# DOCUMENT TEXT
>> Begin

Model parallelism allows partitioning a large deep learning model across multiple devices, within or across instances during training. Increasing the size of deep learning models (layers and parameters) yields better accuracy for complex tasks such as computer vision and natural language processing. However, there is a limit to the maximum model size you can fit in the memory of a single GPU. When training DL models, GPU memory limitations can be bottlenecks in the following ways:

* They limit the size of the model you can train, since the memory footprint of a model scales proportionally to the number of parameters.

* They limit the per-GPU batch size during training, driving down GPU utilization and training efficiency.

To overcome the limitations associated with training a model on a single GPU, SageMaker provides the model parallel library to help distribute and train DL models efficiently on multiple compute nodes. Furthermore, with the library, you can achieve most optimized distributed training using EFA-supported devices, which enhance the performance of inter-node communication with low latency, high throughput, and OS bypass.

>> End

# WORK INSTRUCTIONS
• A. According to the model parallelism text, what does the memory footprint of a model scale proportionally to?
• B. Copy out the lines of the listing that start with the line containing "UI element localization: list" and go on through the line containing "data-label: 0 [300,402,308,416]", keeping every character unchanged.

# GIVEN RECORDS
>> Begin

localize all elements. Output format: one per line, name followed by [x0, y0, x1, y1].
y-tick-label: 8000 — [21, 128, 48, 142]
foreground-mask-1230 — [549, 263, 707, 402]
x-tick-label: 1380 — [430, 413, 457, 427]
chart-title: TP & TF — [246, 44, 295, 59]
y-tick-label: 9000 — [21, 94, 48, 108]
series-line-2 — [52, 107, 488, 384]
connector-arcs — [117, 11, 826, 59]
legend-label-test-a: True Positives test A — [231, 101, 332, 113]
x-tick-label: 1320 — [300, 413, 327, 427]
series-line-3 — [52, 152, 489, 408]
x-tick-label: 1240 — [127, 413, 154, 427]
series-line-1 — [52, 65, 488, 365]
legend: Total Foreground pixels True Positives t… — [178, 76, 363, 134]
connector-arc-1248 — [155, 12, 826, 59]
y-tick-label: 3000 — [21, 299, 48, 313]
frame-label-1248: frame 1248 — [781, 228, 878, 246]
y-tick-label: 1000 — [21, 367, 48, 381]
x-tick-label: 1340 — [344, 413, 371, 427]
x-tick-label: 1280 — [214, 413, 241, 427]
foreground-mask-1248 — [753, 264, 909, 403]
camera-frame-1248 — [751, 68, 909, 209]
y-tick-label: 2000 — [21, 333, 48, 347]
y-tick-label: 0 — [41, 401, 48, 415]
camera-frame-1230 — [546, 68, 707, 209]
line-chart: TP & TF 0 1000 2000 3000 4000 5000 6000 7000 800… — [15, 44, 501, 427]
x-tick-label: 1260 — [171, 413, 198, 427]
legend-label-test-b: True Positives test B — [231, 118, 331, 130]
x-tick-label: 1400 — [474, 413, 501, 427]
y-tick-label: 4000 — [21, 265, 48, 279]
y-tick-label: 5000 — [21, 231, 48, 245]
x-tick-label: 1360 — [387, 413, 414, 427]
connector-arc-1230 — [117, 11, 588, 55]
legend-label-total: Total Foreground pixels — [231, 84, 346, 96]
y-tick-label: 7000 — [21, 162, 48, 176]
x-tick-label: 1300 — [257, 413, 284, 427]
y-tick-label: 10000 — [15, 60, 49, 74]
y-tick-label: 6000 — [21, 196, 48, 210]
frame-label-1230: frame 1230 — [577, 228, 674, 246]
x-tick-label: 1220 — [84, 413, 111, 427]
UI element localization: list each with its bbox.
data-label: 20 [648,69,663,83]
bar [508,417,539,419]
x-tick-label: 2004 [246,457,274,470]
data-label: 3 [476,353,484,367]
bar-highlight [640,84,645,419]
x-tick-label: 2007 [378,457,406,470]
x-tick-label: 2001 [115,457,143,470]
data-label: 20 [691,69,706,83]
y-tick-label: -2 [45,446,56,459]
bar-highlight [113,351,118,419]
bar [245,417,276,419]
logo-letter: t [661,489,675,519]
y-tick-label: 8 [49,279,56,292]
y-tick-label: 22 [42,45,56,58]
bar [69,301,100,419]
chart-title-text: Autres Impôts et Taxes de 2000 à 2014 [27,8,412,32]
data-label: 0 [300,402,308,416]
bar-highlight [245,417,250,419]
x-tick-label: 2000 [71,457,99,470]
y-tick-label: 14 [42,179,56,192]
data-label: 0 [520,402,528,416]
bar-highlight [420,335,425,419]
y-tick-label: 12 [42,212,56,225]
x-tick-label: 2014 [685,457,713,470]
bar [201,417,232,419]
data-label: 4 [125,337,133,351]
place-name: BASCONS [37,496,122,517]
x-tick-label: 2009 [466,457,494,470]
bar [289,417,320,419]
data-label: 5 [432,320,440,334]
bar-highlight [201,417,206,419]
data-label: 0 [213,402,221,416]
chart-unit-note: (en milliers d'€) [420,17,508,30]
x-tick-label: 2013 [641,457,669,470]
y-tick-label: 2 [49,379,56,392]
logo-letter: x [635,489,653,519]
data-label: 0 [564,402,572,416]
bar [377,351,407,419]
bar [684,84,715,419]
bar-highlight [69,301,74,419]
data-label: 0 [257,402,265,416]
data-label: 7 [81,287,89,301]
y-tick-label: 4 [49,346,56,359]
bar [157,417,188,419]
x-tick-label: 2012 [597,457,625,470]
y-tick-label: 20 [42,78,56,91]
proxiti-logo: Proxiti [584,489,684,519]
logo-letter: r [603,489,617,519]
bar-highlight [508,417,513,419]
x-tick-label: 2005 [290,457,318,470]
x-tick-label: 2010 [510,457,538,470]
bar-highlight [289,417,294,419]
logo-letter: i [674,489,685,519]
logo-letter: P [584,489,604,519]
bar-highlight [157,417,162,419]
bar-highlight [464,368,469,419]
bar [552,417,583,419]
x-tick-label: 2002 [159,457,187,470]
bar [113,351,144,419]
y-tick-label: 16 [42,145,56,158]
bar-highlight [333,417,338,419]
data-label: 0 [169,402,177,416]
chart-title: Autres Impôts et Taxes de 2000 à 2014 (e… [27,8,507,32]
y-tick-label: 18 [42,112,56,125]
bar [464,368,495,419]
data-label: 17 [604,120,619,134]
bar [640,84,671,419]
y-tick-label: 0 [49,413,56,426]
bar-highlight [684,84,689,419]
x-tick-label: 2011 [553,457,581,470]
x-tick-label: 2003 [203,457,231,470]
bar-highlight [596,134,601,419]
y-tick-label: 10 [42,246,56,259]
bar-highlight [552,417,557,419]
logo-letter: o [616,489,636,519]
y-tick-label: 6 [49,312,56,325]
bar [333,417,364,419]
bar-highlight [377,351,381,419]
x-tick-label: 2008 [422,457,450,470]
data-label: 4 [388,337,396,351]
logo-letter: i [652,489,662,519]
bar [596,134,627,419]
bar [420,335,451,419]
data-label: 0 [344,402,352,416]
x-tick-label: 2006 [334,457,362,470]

>> End
>> Begin

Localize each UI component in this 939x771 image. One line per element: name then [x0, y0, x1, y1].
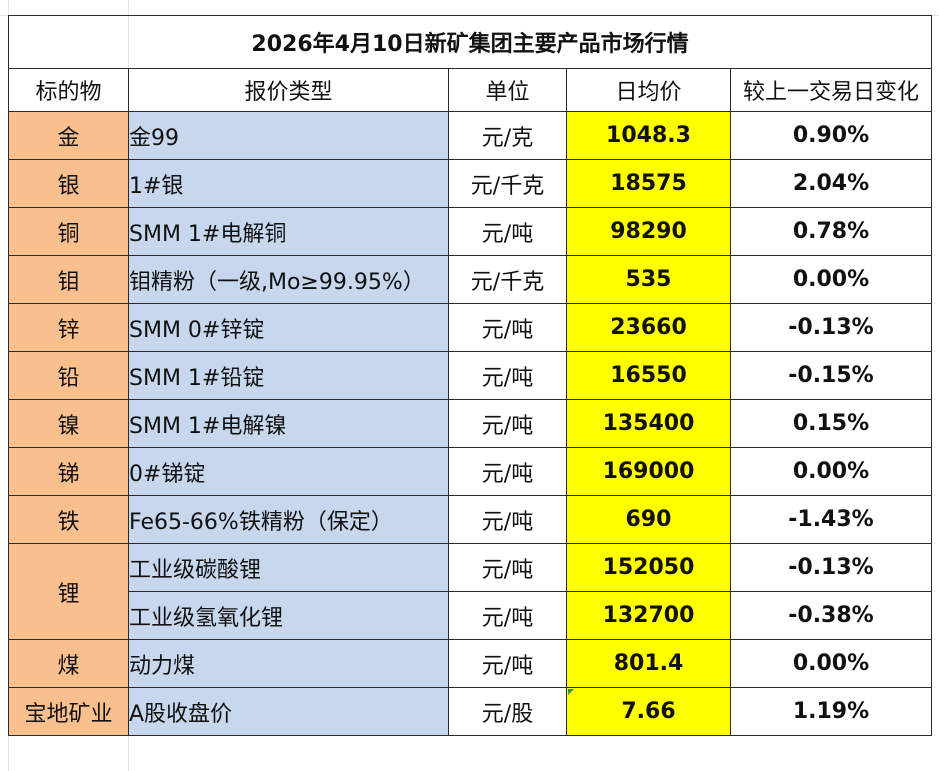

>> End
>> Begin

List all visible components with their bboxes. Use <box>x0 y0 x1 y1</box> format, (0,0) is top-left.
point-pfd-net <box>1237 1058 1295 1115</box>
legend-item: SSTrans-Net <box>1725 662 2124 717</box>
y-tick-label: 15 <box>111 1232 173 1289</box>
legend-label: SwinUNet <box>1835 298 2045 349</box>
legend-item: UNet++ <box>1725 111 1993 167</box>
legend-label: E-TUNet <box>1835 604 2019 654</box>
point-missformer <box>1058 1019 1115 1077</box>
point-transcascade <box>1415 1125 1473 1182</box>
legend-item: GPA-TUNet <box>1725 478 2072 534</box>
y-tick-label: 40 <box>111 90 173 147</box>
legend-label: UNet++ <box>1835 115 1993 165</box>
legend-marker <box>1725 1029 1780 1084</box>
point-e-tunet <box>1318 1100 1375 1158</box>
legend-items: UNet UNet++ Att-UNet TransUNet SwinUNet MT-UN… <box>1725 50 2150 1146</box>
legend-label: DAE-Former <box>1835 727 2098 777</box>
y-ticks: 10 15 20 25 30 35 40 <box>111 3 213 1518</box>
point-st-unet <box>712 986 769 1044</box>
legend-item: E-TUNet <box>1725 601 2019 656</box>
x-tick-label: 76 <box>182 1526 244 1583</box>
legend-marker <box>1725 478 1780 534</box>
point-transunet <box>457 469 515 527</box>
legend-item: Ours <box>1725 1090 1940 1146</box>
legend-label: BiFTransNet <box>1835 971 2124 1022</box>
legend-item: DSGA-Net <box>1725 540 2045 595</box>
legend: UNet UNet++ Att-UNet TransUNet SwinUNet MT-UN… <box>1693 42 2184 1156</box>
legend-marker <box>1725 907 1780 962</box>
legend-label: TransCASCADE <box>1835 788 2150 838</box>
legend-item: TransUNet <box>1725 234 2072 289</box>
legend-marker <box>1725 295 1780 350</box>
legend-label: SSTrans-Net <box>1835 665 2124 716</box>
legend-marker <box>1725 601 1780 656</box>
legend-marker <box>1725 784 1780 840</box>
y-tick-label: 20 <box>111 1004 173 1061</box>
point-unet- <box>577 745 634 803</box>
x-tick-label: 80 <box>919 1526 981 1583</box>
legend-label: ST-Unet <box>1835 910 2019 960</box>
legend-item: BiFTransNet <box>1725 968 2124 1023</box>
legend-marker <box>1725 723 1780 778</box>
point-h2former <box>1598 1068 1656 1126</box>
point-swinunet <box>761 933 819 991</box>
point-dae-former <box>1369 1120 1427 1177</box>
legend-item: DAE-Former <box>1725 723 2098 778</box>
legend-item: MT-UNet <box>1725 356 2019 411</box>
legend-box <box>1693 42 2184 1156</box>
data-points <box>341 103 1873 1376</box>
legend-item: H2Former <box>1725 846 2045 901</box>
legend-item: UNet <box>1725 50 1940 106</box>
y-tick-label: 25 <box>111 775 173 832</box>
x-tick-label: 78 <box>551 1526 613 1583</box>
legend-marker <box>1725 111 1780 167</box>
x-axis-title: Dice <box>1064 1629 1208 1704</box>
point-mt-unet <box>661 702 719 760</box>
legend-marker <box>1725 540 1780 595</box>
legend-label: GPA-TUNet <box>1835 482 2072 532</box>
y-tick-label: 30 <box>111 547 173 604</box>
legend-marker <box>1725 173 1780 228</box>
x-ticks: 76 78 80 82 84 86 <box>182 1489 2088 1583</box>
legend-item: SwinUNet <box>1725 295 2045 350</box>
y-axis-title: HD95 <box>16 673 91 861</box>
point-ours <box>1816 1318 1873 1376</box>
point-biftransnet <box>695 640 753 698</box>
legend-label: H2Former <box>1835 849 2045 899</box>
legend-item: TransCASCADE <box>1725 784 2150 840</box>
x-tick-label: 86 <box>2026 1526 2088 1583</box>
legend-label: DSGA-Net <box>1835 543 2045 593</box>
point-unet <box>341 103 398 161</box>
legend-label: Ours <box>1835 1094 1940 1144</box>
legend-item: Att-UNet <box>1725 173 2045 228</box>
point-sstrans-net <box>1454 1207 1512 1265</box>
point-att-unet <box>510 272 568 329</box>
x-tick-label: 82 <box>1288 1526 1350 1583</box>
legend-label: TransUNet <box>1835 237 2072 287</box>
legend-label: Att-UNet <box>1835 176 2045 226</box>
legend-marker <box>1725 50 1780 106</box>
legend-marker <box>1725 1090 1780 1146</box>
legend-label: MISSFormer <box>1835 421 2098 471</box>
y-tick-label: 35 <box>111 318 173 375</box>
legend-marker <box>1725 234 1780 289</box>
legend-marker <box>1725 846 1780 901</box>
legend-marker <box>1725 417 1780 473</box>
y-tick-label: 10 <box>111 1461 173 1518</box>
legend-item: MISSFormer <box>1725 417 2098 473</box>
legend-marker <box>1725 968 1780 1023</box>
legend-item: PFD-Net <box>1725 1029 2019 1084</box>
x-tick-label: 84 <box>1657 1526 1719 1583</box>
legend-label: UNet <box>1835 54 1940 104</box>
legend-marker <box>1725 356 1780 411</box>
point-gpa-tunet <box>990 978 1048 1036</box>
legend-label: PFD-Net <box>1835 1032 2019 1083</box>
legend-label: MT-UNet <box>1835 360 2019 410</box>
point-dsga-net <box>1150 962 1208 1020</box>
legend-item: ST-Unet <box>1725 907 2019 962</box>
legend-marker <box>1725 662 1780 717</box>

>> End

# TASK-BY-TASK ANSWERS
• A. The number of parameters.

• B.
UI element localization: list each with its bbox.
data-label: 20 [648,69,663,83]
bar [508,417,539,419]
x-tick-label: 2004 [246,457,274,470]
data-label: 3 [476,353,484,367]
bar-highlight [640,84,645,419]
x-tick-label: 2007 [378,457,406,470]
x-tick-label: 2001 [115,457,143,470]
data-label: 20 [691,69,706,83]
y-tick-label: -2 [45,446,56,459]
bar-highlight [113,351,118,419]
bar [245,417,276,419]
logo-letter: t [661,489,675,519]
y-tick-label: 8 [49,279,56,292]
y-tick-label: 22 [42,45,56,58]
bar [69,301,100,419]
chart-title-text: Autres Impôts et Taxes de 2000 à 2014 [27,8,412,32]
data-label: 0 [300,402,308,416]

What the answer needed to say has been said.